_The request:_ Omit every picture and output the rest of the records exactly as they are.

_Data extract:_
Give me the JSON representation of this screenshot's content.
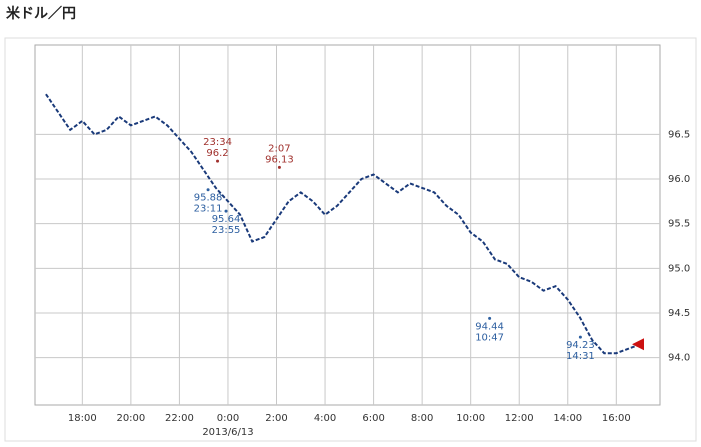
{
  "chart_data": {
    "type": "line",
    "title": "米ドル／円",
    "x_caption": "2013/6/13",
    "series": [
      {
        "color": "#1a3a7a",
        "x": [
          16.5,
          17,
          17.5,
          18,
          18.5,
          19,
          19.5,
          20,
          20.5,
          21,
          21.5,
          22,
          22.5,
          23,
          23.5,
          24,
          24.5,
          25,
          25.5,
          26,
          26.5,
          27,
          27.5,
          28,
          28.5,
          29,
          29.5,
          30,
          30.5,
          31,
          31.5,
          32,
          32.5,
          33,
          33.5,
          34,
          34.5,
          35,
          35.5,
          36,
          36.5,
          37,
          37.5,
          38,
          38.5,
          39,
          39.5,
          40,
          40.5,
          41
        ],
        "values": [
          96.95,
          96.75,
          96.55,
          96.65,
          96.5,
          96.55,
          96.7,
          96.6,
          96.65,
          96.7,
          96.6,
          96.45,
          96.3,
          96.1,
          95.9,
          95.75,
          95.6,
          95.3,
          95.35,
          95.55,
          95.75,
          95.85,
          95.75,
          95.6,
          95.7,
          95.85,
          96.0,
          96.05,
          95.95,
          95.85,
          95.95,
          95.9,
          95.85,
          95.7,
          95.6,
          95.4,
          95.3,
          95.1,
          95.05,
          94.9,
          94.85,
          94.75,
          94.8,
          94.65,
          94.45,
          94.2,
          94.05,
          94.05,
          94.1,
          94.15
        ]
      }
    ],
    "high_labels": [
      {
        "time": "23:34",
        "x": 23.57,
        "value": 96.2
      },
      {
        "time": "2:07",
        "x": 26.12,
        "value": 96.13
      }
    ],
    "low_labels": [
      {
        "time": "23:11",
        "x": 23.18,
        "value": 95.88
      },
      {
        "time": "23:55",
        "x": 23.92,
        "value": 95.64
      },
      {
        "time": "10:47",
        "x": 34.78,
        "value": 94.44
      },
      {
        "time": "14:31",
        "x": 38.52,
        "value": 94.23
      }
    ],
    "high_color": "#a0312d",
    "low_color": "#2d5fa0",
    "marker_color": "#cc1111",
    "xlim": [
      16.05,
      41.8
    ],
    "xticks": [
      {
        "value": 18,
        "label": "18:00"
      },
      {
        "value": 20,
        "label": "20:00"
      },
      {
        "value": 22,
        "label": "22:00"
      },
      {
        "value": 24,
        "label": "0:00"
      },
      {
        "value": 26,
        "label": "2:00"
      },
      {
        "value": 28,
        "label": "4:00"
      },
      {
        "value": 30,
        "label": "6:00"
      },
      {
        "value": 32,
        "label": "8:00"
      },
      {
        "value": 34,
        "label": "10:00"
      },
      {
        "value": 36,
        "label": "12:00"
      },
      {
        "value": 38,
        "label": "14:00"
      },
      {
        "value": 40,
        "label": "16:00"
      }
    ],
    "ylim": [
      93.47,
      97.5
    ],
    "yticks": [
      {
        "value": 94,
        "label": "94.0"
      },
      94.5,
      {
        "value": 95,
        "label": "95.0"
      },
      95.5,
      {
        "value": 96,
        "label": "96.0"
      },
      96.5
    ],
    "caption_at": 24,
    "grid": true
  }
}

_Solution to the problem:_
Give me the JSON representation of this screenshot's content.
{
  "chart_data": {
    "type": "line",
    "title": "米ドル／円",
    "x_caption": "2013/6/13",
    "series": [
      {
        "color": "#1a3a7a",
        "x": [
          16.5,
          17,
          17.5,
          18,
          18.5,
          19,
          19.5,
          20,
          20.5,
          21,
          21.5,
          22,
          22.5,
          23,
          23.5,
          24,
          24.5,
          25,
          25.5,
          26,
          26.5,
          27,
          27.5,
          28,
          28.5,
          29,
          29.5,
          30,
          30.5,
          31,
          31.5,
          32,
          32.5,
          33,
          33.5,
          34,
          34.5,
          35,
          35.5,
          36,
          36.5,
          37,
          37.5,
          38,
          38.5,
          39,
          39.5,
          40,
          40.5,
          41
        ],
        "values": [
          96.95,
          96.75,
          96.55,
          96.65,
          96.5,
          96.55,
          96.7,
          96.6,
          96.65,
          96.7,
          96.6,
          96.45,
          96.3,
          96.1,
          95.9,
          95.75,
          95.6,
          95.3,
          95.35,
          95.55,
          95.75,
          95.85,
          95.75,
          95.6,
          95.7,
          95.85,
          96.0,
          96.05,
          95.95,
          95.85,
          95.95,
          95.9,
          95.85,
          95.7,
          95.6,
          95.4,
          95.3,
          95.1,
          95.05,
          94.9,
          94.85,
          94.75,
          94.8,
          94.65,
          94.45,
          94.2,
          94.05,
          94.05,
          94.1,
          94.15
        ]
      }
    ],
    "high_labels": [
      {
        "time": "23:34",
        "x": 23.57,
        "value": 96.2
      },
      {
        "time": "2:07",
        "x": 26.12,
        "value": 96.13
      }
    ],
    "low_labels": [
      {
        "time": "23:11",
        "x": 23.18,
        "value": 95.88
      },
      {
        "time": "23:55",
        "x": 23.92,
        "value": 95.64
      },
      {
        "time": "10:47",
        "x": 34.78,
        "value": 94.44
      },
      {
        "time": "14:31",
        "x": 38.52,
        "value": 94.23
      }
    ],
    "high_color": "#a0312d",
    "low_color": "#2d5fa0",
    "marker_color": "#cc1111",
    "xlim": [
      16.05,
      41.8
    ],
    "xticks": [
      {
        "value": 18,
        "label": "18:00"
      },
      {
        "value": 20,
        "label": "20:00"
      },
      {
        "value": 22,
        "label": "22:00"
      },
      {
        "value": 24,
        "label": "0:00"
      },
      {
        "value": 26,
        "label": "2:00"
      },
      {
        "value": 28,
        "label": "4:00"
      },
      {
        "value": 30,
        "label": "6:00"
      },
      {
        "value": 32,
        "label": "8:00"
      },
      {
        "value": 34,
        "label": "10:00"
      },
      {
        "value": 36,
        "label": "12:00"
      },
      {
        "value": 38,
        "label": "14:00"
      },
      {
        "value": 40,
        "label": "16:00"
      }
    ],
    "ylim": [
      93.47,
      97.5
    ],
    "yticks": [
      {
        "value": 94,
        "label": "94.0"
      },
      94.5,
      {
        "value": 95,
        "label": "95.0"
      },
      95.5,
      {
        "value": 96,
        "label": "96.0"
      },
      96.5
    ],
    "caption_at": 24,
    "grid": true
  }
}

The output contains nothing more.